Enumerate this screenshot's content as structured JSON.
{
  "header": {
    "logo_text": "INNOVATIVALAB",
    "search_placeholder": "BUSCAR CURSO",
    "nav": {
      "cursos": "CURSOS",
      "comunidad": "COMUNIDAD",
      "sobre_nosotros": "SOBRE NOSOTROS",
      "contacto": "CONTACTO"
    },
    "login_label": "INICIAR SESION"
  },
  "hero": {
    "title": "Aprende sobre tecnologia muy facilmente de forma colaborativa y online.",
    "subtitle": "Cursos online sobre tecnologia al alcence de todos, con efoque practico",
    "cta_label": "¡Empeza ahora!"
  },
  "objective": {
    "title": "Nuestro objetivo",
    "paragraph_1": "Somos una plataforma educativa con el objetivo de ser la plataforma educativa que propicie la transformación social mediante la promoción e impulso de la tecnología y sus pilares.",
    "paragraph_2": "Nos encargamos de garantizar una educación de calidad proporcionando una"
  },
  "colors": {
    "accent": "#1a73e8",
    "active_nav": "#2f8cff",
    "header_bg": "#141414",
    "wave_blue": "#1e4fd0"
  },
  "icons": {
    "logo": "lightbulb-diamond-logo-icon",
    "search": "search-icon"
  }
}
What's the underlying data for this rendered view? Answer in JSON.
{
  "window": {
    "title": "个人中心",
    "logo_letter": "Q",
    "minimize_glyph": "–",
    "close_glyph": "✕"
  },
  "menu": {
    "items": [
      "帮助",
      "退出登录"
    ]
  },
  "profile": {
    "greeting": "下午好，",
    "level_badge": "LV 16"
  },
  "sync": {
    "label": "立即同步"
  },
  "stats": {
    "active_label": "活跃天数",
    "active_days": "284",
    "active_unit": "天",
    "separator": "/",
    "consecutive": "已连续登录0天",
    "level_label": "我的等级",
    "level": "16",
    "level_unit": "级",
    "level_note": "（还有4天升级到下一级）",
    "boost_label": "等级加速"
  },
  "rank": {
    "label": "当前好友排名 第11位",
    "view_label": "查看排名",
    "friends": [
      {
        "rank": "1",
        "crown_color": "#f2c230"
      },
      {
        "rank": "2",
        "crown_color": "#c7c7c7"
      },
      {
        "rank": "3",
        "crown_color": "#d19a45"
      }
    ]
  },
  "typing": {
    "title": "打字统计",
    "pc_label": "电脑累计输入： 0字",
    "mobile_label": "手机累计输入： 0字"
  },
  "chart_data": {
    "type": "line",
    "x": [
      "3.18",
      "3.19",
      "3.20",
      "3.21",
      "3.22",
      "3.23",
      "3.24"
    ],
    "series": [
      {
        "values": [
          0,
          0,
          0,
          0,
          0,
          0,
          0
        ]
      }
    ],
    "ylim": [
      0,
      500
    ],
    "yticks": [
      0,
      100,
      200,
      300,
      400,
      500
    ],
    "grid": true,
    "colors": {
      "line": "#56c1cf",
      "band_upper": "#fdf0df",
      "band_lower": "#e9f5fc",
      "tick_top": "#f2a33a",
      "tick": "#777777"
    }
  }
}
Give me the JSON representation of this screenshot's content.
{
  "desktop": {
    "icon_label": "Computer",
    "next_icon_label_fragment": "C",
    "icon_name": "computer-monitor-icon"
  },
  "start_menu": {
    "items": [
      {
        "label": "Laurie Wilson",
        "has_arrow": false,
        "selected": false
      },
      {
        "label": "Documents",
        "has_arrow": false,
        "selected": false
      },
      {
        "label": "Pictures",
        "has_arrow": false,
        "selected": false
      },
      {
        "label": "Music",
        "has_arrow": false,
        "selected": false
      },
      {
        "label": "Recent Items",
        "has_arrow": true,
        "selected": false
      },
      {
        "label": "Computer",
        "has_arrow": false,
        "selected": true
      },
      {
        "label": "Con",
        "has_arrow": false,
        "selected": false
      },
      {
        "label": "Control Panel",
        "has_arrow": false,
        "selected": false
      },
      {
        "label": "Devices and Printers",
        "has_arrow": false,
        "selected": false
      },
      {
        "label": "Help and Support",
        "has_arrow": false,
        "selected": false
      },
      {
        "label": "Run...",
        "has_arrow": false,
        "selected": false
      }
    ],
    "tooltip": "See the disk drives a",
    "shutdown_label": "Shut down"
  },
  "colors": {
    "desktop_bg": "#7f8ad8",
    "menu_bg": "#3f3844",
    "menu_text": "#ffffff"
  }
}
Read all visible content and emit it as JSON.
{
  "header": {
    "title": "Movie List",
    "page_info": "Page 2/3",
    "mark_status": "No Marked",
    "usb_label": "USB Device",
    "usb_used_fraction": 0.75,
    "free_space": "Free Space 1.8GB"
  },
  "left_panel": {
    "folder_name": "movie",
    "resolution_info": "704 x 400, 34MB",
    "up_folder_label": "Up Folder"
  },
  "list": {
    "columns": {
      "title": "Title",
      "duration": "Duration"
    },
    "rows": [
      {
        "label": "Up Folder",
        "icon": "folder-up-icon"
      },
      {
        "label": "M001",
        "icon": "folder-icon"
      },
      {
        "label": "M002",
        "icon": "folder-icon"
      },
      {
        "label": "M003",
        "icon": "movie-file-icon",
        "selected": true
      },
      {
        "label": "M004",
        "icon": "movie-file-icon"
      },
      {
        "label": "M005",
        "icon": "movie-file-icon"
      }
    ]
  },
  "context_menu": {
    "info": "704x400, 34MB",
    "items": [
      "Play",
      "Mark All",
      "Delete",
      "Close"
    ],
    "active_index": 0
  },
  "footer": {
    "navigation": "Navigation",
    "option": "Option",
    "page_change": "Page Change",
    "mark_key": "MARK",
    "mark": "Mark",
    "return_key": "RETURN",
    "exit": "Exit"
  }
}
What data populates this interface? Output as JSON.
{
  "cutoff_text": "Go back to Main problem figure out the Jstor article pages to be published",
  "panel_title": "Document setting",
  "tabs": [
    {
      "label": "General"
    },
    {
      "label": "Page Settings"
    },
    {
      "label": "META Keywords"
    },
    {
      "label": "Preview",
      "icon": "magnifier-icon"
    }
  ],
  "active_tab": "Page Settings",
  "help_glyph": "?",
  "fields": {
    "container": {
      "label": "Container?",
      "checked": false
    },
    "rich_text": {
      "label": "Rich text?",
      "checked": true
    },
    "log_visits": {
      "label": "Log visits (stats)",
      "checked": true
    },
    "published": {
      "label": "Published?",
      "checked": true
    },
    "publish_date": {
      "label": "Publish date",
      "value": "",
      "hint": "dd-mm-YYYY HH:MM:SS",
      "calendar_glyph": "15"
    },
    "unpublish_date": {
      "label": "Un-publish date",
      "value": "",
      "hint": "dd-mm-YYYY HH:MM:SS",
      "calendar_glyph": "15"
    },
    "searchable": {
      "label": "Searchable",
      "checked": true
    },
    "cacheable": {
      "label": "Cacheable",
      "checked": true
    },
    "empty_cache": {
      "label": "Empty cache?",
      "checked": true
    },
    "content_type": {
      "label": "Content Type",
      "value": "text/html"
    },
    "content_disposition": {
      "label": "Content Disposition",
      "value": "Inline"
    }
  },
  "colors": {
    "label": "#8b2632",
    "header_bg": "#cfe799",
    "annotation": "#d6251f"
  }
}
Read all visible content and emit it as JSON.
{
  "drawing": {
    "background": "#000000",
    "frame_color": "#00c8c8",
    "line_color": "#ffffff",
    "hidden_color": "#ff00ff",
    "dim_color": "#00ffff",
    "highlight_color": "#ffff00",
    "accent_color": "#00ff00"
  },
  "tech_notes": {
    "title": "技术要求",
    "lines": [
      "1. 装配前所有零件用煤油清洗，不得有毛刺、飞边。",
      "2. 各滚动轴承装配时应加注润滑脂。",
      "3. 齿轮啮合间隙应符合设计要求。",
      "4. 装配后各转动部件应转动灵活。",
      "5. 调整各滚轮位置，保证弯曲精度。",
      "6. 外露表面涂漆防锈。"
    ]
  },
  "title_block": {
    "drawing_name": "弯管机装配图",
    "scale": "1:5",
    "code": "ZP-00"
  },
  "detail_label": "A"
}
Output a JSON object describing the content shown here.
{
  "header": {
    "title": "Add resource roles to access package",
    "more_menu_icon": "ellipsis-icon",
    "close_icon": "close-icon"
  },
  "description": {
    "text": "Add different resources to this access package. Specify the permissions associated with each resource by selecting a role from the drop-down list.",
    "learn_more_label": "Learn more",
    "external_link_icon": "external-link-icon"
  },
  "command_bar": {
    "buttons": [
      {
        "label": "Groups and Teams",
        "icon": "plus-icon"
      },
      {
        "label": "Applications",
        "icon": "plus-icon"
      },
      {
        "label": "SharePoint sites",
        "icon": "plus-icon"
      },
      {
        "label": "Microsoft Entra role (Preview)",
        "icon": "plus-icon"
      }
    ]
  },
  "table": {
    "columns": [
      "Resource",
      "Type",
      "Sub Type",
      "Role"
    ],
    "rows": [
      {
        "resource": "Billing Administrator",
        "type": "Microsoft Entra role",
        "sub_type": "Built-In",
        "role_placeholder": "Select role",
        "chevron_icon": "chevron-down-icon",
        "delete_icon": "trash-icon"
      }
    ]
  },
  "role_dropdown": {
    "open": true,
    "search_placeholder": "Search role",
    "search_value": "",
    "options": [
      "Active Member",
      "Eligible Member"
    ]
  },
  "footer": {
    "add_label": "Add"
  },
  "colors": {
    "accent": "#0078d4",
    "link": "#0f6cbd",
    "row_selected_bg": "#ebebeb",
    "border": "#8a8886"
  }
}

*STATED GOAL*. What is the number of lines in these records that contain "Microsoft"? Reply with the number only.

*OUTPUT FOR THIS TASK*. 2